— Task details —
For each line below, check whether "Sohn" is present. Report how many lines have it, nothing else.

— Records for the task —
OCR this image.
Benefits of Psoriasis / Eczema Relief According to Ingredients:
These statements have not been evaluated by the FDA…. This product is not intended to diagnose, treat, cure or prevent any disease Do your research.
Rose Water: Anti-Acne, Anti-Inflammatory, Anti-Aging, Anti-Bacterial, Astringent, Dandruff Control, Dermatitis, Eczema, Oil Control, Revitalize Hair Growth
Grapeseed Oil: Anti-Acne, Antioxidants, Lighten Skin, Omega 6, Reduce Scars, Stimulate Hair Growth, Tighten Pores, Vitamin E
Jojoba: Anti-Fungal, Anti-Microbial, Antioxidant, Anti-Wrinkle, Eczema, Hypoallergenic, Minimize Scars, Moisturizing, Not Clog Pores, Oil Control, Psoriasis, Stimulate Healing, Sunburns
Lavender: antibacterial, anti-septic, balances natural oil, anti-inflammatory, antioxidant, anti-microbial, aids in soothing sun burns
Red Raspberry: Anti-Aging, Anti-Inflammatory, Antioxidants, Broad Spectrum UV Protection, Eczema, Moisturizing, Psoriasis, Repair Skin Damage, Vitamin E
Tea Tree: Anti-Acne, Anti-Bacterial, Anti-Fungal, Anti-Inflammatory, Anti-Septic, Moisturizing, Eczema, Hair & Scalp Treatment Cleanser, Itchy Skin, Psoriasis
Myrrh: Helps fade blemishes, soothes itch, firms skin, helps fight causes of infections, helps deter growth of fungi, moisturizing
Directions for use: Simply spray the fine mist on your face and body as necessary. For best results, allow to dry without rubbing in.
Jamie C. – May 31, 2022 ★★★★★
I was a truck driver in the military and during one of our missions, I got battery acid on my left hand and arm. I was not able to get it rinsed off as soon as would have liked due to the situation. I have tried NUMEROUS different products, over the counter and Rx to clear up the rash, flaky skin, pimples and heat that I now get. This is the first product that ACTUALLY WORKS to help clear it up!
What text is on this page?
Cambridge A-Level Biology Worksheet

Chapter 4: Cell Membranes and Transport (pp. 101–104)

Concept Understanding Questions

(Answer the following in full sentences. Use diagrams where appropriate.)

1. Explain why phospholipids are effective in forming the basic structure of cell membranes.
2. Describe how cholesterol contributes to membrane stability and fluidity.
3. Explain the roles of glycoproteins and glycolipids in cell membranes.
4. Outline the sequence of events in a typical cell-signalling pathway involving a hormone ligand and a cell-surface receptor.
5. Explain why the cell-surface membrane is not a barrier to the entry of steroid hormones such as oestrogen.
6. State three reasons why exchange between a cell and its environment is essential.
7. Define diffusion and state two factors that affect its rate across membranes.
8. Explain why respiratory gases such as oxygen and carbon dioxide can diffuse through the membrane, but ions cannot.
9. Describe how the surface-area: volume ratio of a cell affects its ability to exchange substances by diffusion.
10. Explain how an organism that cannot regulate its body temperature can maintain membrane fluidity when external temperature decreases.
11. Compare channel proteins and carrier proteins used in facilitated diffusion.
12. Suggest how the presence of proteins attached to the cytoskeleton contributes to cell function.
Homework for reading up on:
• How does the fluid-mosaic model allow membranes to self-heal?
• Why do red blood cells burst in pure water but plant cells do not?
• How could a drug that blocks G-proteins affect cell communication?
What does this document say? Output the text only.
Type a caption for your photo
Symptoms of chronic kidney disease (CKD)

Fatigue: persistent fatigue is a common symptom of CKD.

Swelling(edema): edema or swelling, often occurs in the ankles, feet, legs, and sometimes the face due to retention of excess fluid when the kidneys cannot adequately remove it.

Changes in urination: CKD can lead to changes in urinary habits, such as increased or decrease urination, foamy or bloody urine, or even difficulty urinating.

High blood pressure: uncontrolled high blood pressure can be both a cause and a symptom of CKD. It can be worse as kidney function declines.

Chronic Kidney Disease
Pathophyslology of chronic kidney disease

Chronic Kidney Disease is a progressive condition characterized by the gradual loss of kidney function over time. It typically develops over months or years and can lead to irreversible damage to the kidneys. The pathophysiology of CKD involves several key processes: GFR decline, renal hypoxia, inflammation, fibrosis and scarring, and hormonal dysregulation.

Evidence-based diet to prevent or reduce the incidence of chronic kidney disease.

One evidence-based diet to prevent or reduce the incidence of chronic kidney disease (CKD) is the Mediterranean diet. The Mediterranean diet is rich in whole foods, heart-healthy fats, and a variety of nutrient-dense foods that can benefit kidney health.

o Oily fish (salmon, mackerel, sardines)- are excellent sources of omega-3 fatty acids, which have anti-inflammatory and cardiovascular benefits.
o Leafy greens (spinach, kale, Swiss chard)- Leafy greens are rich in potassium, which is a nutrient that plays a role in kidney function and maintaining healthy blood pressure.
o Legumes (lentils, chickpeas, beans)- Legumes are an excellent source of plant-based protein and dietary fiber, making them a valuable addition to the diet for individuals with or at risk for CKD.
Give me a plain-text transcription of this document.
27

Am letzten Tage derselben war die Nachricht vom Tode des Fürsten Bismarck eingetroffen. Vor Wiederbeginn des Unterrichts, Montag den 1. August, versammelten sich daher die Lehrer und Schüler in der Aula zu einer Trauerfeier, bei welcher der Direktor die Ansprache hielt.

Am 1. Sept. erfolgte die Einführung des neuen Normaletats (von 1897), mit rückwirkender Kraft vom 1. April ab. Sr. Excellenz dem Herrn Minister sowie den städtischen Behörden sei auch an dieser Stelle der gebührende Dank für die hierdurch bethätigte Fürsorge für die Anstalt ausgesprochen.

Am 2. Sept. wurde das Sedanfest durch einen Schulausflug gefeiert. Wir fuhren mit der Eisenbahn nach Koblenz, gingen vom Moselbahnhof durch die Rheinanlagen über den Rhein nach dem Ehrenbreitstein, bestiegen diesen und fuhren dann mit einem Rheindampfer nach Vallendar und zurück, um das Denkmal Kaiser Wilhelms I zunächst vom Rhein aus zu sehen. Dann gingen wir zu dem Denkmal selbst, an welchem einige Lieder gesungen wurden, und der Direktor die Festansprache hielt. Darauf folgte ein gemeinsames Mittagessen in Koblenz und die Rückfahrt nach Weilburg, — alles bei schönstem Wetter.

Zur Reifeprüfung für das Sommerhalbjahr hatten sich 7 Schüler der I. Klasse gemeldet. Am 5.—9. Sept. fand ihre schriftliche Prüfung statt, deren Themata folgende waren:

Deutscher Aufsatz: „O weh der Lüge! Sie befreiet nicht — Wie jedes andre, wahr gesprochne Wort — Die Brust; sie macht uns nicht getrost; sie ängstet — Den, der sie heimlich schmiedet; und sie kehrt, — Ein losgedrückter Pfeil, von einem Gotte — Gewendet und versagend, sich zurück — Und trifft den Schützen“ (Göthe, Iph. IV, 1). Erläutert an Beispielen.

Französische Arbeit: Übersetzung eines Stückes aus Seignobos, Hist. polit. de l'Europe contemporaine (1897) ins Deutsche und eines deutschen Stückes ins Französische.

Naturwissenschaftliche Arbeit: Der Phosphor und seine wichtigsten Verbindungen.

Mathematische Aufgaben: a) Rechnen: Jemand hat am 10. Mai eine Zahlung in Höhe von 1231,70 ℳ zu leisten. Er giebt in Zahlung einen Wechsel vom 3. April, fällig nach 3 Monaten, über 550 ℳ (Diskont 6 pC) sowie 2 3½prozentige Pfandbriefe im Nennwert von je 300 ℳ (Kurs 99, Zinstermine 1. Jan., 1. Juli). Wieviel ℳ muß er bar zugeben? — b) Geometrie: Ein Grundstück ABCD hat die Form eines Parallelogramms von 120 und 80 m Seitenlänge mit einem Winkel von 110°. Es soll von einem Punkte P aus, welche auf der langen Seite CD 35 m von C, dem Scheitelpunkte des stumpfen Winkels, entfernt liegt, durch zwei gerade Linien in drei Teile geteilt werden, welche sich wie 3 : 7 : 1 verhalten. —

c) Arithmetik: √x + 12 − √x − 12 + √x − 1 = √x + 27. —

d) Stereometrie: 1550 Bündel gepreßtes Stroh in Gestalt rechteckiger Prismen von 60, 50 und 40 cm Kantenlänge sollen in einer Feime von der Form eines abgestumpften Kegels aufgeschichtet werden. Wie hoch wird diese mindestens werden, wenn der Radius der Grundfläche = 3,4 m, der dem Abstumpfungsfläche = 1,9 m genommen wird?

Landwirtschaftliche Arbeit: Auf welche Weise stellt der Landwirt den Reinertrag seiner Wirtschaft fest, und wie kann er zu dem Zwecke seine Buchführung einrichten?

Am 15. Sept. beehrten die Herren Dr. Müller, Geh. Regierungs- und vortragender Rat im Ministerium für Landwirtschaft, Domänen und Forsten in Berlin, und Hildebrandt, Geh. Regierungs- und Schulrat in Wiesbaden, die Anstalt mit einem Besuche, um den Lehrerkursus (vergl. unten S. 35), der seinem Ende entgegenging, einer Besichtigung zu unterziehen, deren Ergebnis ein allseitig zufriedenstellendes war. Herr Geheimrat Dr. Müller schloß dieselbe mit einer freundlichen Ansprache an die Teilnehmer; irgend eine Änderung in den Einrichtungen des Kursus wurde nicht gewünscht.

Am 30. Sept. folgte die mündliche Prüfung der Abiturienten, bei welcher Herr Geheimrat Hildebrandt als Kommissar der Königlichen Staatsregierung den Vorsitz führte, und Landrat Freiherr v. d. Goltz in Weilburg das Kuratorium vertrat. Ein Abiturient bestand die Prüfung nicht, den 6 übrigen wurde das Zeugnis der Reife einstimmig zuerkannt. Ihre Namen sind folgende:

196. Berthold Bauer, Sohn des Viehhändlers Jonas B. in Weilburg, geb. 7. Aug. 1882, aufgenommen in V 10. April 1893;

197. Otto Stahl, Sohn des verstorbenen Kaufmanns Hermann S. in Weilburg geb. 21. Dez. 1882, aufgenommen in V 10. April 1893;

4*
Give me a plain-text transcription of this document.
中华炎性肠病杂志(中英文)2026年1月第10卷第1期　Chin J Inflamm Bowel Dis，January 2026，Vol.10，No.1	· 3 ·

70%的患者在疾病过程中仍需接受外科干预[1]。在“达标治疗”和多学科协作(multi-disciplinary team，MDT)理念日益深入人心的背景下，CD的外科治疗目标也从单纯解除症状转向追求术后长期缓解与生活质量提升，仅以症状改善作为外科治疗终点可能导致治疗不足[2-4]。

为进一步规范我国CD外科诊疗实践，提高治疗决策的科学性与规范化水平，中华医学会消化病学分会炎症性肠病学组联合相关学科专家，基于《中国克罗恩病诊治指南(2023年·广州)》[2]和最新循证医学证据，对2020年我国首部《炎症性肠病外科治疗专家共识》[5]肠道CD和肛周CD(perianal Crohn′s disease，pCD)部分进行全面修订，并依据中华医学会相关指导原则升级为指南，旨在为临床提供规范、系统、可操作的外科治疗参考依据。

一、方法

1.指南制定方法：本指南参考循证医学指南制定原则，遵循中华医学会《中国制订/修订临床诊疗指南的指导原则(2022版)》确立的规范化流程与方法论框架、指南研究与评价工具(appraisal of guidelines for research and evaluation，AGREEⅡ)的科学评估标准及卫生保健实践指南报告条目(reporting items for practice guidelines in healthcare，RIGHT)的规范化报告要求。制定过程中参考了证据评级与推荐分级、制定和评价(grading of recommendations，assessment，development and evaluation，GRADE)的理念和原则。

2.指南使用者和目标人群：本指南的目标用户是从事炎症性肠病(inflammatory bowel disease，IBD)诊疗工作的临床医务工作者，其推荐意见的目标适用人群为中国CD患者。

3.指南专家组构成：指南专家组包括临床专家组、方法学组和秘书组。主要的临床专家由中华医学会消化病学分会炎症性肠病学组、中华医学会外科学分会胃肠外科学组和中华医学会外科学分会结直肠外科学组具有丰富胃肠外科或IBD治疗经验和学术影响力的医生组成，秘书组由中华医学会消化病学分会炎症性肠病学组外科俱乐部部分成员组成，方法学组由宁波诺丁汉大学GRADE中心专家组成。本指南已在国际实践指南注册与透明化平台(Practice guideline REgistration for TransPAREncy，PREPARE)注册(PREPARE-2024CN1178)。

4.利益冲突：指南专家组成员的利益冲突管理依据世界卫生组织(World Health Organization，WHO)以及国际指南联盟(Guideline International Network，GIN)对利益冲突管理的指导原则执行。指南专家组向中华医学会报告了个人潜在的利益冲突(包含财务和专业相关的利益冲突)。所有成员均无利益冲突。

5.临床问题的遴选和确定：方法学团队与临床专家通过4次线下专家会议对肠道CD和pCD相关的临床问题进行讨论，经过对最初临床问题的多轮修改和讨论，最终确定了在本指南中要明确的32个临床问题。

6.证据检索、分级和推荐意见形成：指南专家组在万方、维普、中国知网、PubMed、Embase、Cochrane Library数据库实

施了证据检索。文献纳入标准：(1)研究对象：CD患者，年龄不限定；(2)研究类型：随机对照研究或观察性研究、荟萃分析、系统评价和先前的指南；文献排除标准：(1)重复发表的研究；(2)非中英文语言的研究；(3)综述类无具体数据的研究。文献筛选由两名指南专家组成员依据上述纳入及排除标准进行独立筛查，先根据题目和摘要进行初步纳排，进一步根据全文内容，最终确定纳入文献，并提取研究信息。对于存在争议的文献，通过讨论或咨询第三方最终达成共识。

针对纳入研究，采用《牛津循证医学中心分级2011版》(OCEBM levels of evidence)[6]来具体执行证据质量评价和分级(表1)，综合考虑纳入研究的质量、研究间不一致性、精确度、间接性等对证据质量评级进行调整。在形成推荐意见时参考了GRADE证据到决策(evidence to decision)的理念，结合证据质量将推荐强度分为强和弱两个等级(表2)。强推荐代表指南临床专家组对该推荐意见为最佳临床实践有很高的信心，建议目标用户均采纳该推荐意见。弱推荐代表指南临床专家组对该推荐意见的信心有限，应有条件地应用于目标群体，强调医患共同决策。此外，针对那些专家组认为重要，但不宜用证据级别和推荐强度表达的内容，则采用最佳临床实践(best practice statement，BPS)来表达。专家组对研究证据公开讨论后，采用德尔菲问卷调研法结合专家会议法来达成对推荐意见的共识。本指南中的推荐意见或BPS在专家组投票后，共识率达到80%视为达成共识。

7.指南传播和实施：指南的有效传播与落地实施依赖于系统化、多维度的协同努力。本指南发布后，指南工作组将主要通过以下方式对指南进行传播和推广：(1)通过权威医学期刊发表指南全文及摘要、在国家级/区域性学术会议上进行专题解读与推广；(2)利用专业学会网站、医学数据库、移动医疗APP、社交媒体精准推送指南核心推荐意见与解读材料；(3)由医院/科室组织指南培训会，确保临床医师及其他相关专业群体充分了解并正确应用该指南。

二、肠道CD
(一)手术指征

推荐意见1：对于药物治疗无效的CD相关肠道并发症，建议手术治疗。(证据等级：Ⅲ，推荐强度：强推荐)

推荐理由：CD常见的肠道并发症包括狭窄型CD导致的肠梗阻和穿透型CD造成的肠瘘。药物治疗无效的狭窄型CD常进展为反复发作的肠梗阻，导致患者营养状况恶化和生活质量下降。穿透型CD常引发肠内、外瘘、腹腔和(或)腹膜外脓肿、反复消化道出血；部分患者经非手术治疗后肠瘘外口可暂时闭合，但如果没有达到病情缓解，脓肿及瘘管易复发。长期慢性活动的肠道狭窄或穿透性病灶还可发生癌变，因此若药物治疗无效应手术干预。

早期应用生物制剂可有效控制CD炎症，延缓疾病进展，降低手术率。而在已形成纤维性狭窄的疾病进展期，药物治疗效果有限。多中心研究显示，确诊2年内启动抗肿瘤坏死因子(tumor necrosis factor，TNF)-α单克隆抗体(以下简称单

— Written reply —
2